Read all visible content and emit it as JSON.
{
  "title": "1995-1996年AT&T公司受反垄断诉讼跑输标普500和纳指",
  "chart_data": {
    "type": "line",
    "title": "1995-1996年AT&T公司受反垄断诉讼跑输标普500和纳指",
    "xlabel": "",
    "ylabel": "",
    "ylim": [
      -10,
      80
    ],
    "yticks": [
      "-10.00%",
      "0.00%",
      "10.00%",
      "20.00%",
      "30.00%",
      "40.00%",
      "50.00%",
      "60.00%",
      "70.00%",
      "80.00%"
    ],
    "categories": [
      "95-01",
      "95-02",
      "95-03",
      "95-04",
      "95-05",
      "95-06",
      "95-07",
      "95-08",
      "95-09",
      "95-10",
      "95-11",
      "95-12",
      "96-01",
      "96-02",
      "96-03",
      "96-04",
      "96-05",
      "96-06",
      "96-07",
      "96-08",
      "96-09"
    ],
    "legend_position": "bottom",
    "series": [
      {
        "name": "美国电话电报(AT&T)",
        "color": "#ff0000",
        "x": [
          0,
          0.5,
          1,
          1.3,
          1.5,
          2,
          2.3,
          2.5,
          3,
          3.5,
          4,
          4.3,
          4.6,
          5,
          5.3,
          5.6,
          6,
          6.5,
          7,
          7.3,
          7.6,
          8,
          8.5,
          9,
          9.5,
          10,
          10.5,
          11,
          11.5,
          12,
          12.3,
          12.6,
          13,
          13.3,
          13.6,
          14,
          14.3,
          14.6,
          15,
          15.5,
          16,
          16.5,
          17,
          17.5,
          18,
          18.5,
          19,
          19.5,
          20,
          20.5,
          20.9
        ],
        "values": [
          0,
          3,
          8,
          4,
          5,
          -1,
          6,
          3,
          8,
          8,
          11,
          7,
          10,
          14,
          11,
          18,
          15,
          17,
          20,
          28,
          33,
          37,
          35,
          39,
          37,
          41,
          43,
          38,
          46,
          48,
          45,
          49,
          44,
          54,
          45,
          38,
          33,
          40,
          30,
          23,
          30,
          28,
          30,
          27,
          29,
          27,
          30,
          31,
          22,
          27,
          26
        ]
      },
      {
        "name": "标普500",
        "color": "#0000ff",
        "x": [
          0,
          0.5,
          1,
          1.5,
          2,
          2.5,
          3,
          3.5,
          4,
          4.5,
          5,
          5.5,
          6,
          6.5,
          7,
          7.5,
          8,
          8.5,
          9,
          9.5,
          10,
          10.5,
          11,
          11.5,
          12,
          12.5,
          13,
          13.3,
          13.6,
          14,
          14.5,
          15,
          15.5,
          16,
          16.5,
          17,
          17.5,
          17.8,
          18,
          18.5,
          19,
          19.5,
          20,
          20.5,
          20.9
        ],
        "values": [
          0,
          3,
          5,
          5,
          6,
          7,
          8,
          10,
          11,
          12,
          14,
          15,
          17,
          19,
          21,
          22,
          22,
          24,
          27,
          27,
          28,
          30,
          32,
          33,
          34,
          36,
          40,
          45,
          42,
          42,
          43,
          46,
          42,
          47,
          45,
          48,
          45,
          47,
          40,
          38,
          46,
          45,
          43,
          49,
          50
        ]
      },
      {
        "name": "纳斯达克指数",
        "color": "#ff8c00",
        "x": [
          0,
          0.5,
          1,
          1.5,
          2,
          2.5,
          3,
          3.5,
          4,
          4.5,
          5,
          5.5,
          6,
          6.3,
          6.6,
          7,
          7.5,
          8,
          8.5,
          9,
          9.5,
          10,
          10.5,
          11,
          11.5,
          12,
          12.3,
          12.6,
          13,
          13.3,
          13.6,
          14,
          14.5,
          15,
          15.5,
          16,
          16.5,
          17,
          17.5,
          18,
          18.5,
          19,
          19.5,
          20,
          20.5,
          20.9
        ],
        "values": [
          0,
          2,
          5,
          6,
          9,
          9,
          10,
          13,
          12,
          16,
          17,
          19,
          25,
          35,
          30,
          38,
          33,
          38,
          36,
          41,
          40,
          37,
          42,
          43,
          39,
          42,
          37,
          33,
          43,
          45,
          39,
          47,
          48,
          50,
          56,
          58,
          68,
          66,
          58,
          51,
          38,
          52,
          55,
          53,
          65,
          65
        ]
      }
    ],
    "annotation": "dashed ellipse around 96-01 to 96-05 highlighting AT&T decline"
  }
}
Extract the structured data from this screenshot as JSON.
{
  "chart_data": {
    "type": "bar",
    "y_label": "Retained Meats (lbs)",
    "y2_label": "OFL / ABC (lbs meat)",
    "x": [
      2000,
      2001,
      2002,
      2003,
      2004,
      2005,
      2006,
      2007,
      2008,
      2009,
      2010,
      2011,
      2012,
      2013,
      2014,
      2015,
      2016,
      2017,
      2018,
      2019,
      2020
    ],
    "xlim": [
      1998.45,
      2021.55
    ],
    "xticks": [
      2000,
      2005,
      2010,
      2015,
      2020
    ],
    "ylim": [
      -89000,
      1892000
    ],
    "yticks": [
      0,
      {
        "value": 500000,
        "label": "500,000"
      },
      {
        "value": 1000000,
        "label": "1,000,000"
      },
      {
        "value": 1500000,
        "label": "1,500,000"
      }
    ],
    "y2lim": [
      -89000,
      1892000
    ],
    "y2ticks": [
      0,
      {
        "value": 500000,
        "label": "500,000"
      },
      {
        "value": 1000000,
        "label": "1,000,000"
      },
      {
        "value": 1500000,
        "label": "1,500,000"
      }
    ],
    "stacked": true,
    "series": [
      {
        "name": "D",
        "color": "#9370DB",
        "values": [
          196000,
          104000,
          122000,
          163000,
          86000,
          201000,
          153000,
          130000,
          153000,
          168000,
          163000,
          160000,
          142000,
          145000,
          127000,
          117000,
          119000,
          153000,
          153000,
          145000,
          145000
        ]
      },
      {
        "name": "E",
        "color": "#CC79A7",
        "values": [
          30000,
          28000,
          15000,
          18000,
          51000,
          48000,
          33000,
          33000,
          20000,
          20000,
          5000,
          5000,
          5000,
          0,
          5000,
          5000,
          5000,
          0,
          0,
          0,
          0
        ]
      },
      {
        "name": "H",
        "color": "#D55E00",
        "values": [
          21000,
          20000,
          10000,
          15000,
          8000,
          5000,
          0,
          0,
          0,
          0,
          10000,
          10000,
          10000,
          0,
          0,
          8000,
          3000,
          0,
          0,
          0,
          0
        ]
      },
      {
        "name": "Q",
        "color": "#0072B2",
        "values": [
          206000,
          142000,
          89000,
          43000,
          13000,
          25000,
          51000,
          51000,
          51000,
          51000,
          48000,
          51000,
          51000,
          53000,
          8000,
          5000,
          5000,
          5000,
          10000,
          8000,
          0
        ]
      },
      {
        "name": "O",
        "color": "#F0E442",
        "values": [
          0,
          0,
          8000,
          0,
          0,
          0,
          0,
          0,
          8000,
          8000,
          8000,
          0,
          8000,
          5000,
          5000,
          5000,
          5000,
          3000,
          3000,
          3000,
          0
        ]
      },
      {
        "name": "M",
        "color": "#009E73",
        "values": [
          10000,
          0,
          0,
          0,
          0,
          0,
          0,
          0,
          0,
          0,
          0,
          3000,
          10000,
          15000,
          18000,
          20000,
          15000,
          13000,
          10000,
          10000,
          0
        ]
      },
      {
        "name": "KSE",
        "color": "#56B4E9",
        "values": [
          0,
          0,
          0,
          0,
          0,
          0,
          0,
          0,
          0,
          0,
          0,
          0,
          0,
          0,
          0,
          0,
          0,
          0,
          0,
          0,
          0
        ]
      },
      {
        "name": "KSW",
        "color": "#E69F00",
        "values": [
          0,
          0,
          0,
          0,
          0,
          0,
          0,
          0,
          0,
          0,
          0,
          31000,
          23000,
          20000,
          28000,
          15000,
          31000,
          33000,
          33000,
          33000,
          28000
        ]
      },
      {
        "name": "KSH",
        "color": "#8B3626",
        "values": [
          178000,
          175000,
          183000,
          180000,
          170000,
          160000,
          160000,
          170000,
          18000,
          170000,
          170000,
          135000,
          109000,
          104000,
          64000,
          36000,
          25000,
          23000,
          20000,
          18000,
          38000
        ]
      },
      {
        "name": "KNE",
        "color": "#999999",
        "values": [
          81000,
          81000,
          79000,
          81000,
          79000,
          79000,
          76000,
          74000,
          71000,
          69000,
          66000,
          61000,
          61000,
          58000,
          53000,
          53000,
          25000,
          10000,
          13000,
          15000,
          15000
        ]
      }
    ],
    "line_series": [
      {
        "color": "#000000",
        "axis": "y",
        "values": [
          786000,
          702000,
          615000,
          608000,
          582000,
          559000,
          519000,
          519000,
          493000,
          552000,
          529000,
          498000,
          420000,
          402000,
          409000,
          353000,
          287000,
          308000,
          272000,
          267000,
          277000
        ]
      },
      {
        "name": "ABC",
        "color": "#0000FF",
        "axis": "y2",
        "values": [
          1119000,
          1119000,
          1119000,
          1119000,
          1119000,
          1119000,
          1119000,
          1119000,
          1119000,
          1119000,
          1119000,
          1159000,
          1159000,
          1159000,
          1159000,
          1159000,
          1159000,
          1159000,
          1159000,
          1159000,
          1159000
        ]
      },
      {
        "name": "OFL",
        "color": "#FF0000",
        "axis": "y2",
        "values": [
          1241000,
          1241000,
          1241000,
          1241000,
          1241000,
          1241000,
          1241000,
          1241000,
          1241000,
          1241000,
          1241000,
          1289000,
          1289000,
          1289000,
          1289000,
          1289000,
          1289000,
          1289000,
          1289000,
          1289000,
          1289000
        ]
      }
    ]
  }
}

++++++++++++++++++++

> **Exercise aim**:
Locate and copy each line in the data above that includes the word "JSON".

> **Task answer**:
Read all visible content and emit it as JSON.
Extract the structured data from this screenshot as JSON.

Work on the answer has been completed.